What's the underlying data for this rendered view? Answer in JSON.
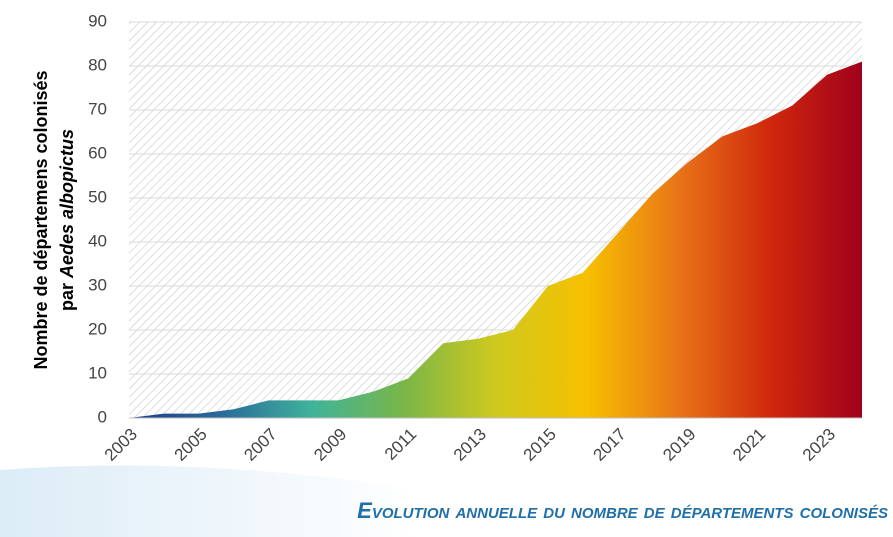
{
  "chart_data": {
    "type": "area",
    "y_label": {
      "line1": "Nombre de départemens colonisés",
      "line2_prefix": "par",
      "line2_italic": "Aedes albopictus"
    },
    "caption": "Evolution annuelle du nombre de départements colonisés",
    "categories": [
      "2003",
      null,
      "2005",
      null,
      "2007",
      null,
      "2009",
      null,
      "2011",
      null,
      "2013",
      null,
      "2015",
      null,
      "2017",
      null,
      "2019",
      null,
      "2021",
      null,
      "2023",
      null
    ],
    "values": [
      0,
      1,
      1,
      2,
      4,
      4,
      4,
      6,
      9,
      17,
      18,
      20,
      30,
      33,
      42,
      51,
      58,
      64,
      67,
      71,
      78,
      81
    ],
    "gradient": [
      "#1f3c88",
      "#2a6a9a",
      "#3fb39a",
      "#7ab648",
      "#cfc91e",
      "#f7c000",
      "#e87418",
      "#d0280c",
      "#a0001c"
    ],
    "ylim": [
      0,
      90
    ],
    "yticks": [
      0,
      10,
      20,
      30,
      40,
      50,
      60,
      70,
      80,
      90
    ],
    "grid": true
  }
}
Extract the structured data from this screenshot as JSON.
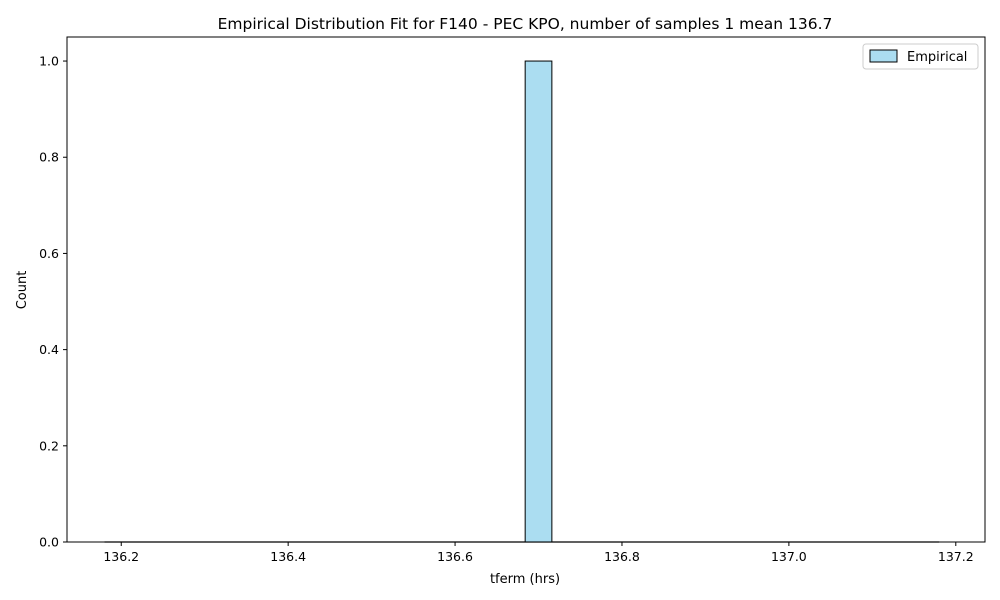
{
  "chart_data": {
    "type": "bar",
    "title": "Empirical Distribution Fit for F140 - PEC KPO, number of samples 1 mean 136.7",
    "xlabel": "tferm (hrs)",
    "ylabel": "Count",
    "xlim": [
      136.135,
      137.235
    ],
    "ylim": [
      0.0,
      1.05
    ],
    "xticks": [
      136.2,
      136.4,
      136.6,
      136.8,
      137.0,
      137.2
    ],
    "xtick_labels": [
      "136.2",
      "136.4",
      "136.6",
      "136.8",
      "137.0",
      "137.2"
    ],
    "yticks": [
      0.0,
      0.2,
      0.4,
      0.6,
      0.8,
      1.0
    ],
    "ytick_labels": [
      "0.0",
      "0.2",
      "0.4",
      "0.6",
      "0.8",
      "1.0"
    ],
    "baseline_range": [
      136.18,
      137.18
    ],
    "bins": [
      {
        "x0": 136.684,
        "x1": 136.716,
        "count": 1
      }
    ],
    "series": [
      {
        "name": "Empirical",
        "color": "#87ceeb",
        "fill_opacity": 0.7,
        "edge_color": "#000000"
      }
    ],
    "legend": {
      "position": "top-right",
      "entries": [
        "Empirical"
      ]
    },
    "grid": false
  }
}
- - - -
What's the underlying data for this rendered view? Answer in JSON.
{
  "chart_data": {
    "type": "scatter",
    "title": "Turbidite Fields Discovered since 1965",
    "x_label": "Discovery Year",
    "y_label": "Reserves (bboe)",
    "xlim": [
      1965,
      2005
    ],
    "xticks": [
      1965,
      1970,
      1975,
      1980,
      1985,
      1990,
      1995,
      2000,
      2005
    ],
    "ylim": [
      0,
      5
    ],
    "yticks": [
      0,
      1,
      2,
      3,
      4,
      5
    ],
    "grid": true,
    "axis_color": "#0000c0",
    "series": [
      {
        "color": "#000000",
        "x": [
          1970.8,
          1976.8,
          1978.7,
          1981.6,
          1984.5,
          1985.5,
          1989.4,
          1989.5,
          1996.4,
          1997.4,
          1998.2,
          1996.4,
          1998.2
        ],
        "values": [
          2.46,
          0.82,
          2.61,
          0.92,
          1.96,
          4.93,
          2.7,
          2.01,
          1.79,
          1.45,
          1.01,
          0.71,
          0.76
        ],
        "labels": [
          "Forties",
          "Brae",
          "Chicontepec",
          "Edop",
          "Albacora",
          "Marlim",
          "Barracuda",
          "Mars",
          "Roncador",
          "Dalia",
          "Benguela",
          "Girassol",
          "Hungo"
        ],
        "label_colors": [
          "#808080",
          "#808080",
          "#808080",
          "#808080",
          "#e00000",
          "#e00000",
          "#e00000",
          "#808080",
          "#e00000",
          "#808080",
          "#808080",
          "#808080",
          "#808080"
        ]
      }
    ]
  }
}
- - - -
# [Direction]
Check each line of the records for the word "title" and extract those that contain it.

# [Solution for this problem]
    "title": "Empirical Distribution Fit for F140 - PEC KPO, number of samples 1 mean 136.7",
    "title": "Turbidite Fields Discovered since 1965",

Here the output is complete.